● TASK BRIEF
Below are the records. List every line holding the word "heeft".

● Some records

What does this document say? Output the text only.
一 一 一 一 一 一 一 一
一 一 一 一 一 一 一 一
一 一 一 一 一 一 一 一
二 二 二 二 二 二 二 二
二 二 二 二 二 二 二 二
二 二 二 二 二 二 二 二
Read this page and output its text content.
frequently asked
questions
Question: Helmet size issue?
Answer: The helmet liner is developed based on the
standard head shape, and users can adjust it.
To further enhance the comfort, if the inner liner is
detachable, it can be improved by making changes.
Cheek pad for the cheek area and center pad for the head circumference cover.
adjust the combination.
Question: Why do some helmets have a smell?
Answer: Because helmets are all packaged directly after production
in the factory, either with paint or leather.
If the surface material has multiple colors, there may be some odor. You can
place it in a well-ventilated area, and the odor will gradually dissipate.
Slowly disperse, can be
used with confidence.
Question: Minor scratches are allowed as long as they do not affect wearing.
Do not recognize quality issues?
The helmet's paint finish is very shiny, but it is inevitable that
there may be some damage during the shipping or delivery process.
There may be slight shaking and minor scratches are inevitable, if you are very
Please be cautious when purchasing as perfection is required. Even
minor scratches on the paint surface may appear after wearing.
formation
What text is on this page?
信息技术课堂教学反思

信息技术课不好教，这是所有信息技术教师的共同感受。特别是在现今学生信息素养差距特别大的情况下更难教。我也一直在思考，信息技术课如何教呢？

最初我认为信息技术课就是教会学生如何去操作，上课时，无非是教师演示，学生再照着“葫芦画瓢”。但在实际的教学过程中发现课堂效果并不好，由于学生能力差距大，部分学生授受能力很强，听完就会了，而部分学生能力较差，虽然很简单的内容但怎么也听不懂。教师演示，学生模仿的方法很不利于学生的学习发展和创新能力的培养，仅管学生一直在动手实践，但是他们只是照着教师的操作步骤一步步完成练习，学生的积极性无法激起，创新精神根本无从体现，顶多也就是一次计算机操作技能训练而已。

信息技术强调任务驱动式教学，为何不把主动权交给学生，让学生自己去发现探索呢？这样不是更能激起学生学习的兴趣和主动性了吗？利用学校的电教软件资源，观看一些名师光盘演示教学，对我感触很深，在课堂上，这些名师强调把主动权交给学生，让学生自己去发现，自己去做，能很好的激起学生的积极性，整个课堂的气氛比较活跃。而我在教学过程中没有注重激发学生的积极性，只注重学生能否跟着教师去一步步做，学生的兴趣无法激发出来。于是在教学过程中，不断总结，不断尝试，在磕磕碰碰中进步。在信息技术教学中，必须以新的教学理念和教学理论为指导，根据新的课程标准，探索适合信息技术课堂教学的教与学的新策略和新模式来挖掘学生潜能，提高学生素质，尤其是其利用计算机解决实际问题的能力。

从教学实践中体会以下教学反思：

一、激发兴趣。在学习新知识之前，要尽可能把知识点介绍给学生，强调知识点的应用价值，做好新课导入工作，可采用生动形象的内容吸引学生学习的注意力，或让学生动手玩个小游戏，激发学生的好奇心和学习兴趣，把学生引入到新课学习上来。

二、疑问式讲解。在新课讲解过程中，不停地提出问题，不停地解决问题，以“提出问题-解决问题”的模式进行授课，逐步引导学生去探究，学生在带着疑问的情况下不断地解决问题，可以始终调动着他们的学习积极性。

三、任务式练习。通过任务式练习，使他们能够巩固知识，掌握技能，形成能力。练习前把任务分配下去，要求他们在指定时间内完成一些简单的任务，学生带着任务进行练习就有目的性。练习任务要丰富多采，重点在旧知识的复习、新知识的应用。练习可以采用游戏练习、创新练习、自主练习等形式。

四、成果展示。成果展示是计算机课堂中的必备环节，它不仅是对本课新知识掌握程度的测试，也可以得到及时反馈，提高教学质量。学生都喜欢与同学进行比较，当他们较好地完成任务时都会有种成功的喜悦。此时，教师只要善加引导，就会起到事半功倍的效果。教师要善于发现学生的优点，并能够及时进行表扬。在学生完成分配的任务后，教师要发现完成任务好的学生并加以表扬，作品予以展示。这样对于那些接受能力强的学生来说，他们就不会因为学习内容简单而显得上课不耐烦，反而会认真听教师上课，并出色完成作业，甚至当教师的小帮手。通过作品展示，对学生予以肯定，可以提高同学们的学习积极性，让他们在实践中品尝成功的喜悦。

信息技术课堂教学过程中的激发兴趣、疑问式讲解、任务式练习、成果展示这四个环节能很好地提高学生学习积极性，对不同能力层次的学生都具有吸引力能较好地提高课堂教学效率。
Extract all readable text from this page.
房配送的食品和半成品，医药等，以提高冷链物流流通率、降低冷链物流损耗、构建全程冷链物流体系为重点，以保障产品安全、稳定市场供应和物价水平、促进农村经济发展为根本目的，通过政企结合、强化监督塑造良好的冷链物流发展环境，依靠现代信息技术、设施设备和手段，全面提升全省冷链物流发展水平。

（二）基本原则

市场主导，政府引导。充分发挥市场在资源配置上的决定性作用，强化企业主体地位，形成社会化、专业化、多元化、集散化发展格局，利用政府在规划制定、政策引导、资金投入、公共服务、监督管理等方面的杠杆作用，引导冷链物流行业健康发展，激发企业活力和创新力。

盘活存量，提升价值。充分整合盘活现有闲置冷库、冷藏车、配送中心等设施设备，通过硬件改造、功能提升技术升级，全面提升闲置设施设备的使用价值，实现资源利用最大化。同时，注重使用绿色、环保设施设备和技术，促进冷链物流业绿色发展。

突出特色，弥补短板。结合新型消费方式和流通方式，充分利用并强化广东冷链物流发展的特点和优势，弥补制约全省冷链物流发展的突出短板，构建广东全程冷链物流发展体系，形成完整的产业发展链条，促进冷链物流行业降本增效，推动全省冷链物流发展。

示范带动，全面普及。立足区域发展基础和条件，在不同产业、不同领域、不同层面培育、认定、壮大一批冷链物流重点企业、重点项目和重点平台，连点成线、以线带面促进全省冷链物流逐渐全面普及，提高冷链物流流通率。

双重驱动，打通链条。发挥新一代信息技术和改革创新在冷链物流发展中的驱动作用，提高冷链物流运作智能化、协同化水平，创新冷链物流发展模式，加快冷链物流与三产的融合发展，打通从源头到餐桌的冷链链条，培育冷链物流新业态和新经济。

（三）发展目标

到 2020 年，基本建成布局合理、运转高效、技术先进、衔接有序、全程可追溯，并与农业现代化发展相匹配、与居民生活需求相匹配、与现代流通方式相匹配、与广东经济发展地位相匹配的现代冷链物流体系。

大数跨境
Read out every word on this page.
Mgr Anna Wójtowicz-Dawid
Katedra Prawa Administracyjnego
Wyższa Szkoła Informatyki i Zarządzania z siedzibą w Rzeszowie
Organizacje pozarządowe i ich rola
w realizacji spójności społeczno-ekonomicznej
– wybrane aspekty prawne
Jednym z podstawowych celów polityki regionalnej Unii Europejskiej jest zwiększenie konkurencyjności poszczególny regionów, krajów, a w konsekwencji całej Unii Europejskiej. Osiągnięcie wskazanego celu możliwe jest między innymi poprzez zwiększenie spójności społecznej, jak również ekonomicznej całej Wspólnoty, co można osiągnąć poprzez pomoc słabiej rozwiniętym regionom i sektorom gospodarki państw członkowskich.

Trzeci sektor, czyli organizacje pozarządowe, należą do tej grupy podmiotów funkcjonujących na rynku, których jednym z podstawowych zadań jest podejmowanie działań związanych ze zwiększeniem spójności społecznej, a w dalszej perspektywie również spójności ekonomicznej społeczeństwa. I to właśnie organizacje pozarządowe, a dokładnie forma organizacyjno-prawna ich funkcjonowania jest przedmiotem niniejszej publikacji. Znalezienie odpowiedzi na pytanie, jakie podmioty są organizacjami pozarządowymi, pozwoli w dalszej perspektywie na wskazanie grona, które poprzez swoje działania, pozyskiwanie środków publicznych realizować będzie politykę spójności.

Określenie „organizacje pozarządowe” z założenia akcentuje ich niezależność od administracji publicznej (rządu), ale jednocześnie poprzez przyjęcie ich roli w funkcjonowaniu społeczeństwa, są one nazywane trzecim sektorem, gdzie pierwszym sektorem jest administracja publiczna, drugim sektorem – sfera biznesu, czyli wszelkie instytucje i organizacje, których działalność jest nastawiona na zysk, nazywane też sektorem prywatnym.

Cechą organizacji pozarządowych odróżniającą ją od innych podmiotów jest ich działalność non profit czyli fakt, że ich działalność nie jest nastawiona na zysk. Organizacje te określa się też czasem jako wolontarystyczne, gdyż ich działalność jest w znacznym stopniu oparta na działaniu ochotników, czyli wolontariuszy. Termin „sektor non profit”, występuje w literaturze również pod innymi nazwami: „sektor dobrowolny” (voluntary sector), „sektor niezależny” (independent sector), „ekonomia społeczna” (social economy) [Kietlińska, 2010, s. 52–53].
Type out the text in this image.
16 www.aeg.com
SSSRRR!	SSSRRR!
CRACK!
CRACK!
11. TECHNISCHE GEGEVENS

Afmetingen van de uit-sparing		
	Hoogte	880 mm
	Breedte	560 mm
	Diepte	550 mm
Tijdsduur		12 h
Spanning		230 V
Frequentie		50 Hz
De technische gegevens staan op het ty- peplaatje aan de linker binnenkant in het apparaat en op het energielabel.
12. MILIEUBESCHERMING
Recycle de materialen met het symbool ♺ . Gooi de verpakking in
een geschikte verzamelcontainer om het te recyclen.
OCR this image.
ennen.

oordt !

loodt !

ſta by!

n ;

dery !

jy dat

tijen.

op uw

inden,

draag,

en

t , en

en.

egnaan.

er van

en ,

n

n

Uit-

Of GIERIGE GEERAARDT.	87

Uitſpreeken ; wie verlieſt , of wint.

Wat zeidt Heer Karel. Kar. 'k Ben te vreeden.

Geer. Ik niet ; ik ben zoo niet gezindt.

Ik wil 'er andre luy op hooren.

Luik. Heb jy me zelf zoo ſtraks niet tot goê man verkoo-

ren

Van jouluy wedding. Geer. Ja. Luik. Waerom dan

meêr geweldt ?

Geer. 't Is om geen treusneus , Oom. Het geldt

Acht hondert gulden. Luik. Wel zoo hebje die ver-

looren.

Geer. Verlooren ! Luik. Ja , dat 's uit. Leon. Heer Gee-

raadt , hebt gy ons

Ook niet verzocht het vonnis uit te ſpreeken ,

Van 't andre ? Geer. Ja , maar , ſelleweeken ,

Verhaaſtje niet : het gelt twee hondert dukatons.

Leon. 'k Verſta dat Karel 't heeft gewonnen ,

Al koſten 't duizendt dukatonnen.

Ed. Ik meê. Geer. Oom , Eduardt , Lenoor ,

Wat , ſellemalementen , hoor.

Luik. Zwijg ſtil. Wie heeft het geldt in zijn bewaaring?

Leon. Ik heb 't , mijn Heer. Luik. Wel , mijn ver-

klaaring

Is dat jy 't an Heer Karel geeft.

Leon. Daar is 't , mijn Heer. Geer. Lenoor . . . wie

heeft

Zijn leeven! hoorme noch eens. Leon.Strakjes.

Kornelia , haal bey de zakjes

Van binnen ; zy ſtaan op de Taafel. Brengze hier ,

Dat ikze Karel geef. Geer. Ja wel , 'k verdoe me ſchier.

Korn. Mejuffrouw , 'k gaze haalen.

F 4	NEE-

● TASK ANSWER
Leon. 'k Verſta dat Karel 't heeft gewonnen ,
Luik. Zwijg ſtil. Wie heeft het geldt in zijn bewaaring?
heeft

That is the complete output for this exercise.